* Records provided:
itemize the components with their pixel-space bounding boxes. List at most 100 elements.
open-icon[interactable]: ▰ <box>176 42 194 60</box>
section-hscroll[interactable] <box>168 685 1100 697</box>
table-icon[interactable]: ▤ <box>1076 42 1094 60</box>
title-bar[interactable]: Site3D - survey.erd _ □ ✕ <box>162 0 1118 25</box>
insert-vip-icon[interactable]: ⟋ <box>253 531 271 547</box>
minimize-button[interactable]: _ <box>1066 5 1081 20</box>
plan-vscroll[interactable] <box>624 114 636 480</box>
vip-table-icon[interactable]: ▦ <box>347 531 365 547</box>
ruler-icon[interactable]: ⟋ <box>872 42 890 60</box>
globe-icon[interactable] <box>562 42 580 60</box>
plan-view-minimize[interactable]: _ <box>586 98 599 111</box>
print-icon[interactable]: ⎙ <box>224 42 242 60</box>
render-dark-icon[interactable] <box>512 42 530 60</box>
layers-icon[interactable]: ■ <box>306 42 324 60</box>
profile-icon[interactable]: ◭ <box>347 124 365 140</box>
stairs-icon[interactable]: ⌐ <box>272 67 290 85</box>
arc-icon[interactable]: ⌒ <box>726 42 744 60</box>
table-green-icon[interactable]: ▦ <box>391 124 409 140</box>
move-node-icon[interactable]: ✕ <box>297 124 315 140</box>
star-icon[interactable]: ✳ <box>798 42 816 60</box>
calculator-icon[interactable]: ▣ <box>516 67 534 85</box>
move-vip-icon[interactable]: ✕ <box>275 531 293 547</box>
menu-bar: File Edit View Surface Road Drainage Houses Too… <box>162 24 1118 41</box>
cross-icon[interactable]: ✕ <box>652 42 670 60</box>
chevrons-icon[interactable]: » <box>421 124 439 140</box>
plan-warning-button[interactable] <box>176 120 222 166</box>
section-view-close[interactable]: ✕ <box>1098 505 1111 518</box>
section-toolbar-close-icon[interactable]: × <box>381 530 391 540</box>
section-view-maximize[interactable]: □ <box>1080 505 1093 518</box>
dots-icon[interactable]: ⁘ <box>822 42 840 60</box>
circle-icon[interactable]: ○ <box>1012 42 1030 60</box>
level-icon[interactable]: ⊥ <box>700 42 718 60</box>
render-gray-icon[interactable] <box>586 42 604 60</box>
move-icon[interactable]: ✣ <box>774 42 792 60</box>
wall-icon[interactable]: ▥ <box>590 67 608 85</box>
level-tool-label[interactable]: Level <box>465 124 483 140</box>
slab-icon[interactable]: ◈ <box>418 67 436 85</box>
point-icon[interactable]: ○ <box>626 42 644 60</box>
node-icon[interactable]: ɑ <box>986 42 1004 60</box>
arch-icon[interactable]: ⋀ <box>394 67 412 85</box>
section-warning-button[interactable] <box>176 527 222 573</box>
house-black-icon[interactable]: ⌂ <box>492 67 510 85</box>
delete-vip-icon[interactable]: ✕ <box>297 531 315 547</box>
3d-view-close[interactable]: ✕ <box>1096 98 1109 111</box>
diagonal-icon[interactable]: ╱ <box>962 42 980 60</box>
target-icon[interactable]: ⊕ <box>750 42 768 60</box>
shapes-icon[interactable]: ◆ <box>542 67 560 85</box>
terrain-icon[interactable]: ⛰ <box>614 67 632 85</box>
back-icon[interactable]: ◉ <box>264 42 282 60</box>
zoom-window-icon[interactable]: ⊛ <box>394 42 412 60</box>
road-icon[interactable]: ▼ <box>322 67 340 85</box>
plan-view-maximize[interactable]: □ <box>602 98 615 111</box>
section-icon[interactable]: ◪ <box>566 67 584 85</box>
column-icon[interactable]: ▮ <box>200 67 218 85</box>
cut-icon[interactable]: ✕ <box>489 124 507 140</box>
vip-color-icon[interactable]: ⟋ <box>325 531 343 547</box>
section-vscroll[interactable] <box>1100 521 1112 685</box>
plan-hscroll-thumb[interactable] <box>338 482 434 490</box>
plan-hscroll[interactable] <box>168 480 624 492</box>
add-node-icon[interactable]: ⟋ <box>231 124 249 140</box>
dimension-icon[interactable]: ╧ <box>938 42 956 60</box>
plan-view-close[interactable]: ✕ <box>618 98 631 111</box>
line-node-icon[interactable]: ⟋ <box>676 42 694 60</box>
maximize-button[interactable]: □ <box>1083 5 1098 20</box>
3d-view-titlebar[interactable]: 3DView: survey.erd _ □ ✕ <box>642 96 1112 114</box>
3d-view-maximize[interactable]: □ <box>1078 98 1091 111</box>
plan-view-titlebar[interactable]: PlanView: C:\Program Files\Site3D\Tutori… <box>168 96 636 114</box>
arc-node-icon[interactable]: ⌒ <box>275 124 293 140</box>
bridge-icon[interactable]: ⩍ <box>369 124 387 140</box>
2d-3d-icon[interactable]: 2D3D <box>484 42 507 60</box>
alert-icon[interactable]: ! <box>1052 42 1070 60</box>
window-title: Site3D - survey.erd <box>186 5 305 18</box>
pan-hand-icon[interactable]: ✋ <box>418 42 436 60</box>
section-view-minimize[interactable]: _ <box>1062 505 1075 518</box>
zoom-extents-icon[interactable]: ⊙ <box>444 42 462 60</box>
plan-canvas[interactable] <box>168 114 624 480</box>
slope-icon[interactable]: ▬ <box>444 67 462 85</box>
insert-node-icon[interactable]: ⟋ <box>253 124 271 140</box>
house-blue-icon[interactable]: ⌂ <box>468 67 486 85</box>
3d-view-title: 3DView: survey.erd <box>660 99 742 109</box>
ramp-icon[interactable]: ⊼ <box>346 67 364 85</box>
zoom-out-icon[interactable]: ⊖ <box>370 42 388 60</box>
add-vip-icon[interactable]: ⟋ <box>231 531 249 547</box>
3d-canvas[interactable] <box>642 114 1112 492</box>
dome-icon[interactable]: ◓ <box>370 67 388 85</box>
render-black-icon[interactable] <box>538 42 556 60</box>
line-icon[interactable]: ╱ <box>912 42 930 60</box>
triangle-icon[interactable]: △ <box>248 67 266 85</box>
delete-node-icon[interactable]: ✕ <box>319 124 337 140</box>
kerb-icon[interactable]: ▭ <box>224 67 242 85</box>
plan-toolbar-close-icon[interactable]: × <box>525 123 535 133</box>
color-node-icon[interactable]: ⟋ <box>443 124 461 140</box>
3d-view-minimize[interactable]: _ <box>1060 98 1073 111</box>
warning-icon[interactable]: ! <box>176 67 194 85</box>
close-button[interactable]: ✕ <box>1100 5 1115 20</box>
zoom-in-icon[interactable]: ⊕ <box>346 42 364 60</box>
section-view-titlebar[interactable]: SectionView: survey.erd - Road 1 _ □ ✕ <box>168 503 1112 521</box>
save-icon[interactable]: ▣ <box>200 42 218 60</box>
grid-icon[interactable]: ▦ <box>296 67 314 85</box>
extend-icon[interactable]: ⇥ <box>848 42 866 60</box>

* Requirements: Please copy all of the items above character for character, changing nothing.

* Exercise response:
itemize the components with their pixel-space bounding boxes. List at most 100 elements.
open-icon[interactable]: ▰ <box>176 42 194 60</box>
section-hscroll[interactable] <box>168 685 1100 697</box>
table-icon[interactable]: ▤ <box>1076 42 1094 60</box>
title-bar[interactable]: Site3D - survey.erd _ □ ✕ <box>162 0 1118 25</box>
insert-vip-icon[interactable]: ⟋ <box>253 531 271 547</box>
minimize-button[interactable]: _ <box>1066 5 1081 20</box>
plan-vscroll[interactable] <box>624 114 636 480</box>
vip-table-icon[interactable]: ▦ <box>347 531 365 547</box>
ruler-icon[interactable]: ⟋ <box>872 42 890 60</box>
globe-icon[interactable] <box>562 42 580 60</box>
plan-view-minimize[interactable]: _ <box>586 98 599 111</box>
print-icon[interactable]: ⎙ <box>224 42 242 60</box>
render-dark-icon[interactable] <box>512 42 530 60</box>
layers-icon[interactable]: ■ <box>306 42 324 60</box>
profile-icon[interactable]: ◭ <box>347 124 365 140</box>
stairs-icon[interactable]: ⌐ <box>272 67 290 85</box>
arc-icon[interactable]: ⌒ <box>726 42 744 60</box>
table-green-icon[interactable]: ▦ <box>391 124 409 140</box>
move-node-icon[interactable]: ✕ <box>297 124 315 140</box>
star-icon[interactable]: ✳ <box>798 42 816 60</box>
calculator-icon[interactable]: ▣ <box>516 67 534 85</box>
move-vip-icon[interactable]: ✕ <box>275 531 293 547</box>
menu-bar: File Edit View Surface Road Drainage Houses Too… <box>162 24 1118 41</box>
cross-icon[interactable]: ✕ <box>652 42 670 60</box>
chevrons-icon[interactable]: » <box>421 124 439 140</box>
plan-warning-button[interactable] <box>176 120 222 166</box>
section-view-close[interactable]: ✕ <box>1098 505 1111 518</box>
section-toolbar-close-icon[interactable]: × <box>381 530 391 540</box>
section-view-maximize[interactable]: □ <box>1080 505 1093 518</box>
dots-icon[interactable]: ⁘ <box>822 42 840 60</box>
circle-icon[interactable]: ○ <box>1012 42 1030 60</box>
level-icon[interactable]: ⊥ <box>700 42 718 60</box>
render-gray-icon[interactable] <box>586 42 604 60</box>
move-icon[interactable]: ✣ <box>774 42 792 60</box>
wall-icon[interactable]: ▥ <box>590 67 608 85</box>
level-tool-label[interactable]: Level <box>465 124 483 140</box>
slab-icon[interactable]: ◈ <box>418 67 436 85</box>
point-icon[interactable]: ○ <box>626 42 644 60</box>
node-icon[interactable]: ɑ <box>986 42 1004 60</box>
arch-icon[interactable]: ⋀ <box>394 67 412 85</box>
section-warning-button[interactable] <box>176 527 222 573</box>
house-black-icon[interactable]: ⌂ <box>492 67 510 85</box>
delete-vip-icon[interactable]: ✕ <box>297 531 315 547</box>
3d-view-close[interactable]: ✕ <box>1096 98 1109 111</box>
diagonal-icon[interactable]: ╱ <box>962 42 980 60</box>
target-icon[interactable]: ⊕ <box>750 42 768 60</box>
shapes-icon[interactable]: ◆ <box>542 67 560 85</box>
terrain-icon[interactable]: ⛰ <box>614 67 632 85</box>
back-icon[interactable]: ◉ <box>264 42 282 60</box>
zoom-window-icon[interactable]: ⊛ <box>394 42 412 60</box>
road-icon[interactable]: ▼ <box>322 67 340 85</box>
plan-view-maximize[interactable]: □ <box>602 98 615 111</box>
section-icon[interactable]: ◪ <box>566 67 584 85</box>
column-icon[interactable]: ▮ <box>200 67 218 85</box>
cut-icon[interactable]: ✕ <box>489 124 507 140</box>
vip-color-icon[interactable]: ⟋ <box>325 531 343 547</box>
section-vscroll[interactable] <box>1100 521 1112 685</box>
plan-hscroll-thumb[interactable] <box>338 482 434 490</box>
plan-hscroll[interactable] <box>168 480 624 492</box>
add-node-icon[interactable]: ⟋ <box>231 124 249 140</box>
dimension-icon[interactable]: ╧ <box>938 42 956 60</box>
plan-view-close[interactable]: ✕ <box>618 98 631 111</box>
line-node-icon[interactable]: ⟋ <box>676 42 694 60</box>
maximize-button[interactable]: □ <box>1083 5 1098 20</box>
3d-view-titlebar[interactable]: 3DView: survey.erd _ □ ✕ <box>642 96 1112 114</box>
3d-view-maximize[interactable]: □ <box>1078 98 1091 111</box>
plan-view-titlebar[interactable]: PlanView: C:\Program Files\Site3D\Tutori… <box>168 96 636 114</box>
arc-node-icon[interactable]: ⌒ <box>275 124 293 140</box>
bridge-icon[interactable]: ⩍ <box>369 124 387 140</box>
2d-3d-icon[interactable]: 2D3D <box>484 42 507 60</box>
alert-icon[interactable]: ! <box>1052 42 1070 60</box>
window-title: Site3D - survey.erd <box>186 5 305 18</box>
pan-hand-icon[interactable]: ✋ <box>418 42 436 60</box>
section-view-minimize[interactable]: _ <box>1062 505 1075 518</box>
zoom-extents-icon[interactable]: ⊙ <box>444 42 462 60</box>
plan-canvas[interactable] <box>168 114 624 480</box>
slope-icon[interactable]: ▬ <box>444 67 462 85</box>
insert-node-icon[interactable]: ⟋ <box>253 124 271 140</box>
house-blue-icon[interactable]: ⌂ <box>468 67 486 85</box>
3d-view-title: 3DView: survey.erd <box>660 99 742 109</box>
ramp-icon[interactable]: ⊼ <box>346 67 364 85</box>
zoom-out-icon[interactable]: ⊖ <box>370 42 388 60</box>
add-vip-icon[interactable]: ⟋ <box>231 531 249 547</box>
3d-canvas[interactable] <box>642 114 1112 492</box>
dome-icon[interactable]: ◓ <box>370 67 388 85</box>
render-black-icon[interactable] <box>538 42 556 60</box>
line-icon[interactable]: ╱ <box>912 42 930 60</box>
triangle-icon[interactable]: △ <box>248 67 266 85</box>
delete-node-icon[interactable]: ✕ <box>319 124 337 140</box>
kerb-icon[interactable]: ▭ <box>224 67 242 85</box>
plan-toolbar-close-icon[interactable]: × <box>525 123 535 133</box>
color-node-icon[interactable]: ⟋ <box>443 124 461 140</box>
3d-view-minimize[interactable]: _ <box>1060 98 1073 111</box>
warning-icon[interactable]: ! <box>176 67 194 85</box>
close-button[interactable]: ✕ <box>1100 5 1115 20</box>
zoom-in-icon[interactable]: ⊕ <box>346 42 364 60</box>
section-view-titlebar[interactable]: SectionView: survey.erd - Road 1 _ □ ✕ <box>168 503 1112 521</box>
save-icon[interactable]: ▣ <box>200 42 218 60</box>
grid-icon[interactable]: ▦ <box>296 67 314 85</box>
extend-icon[interactable]: ⇥ <box>848 42 866 60</box>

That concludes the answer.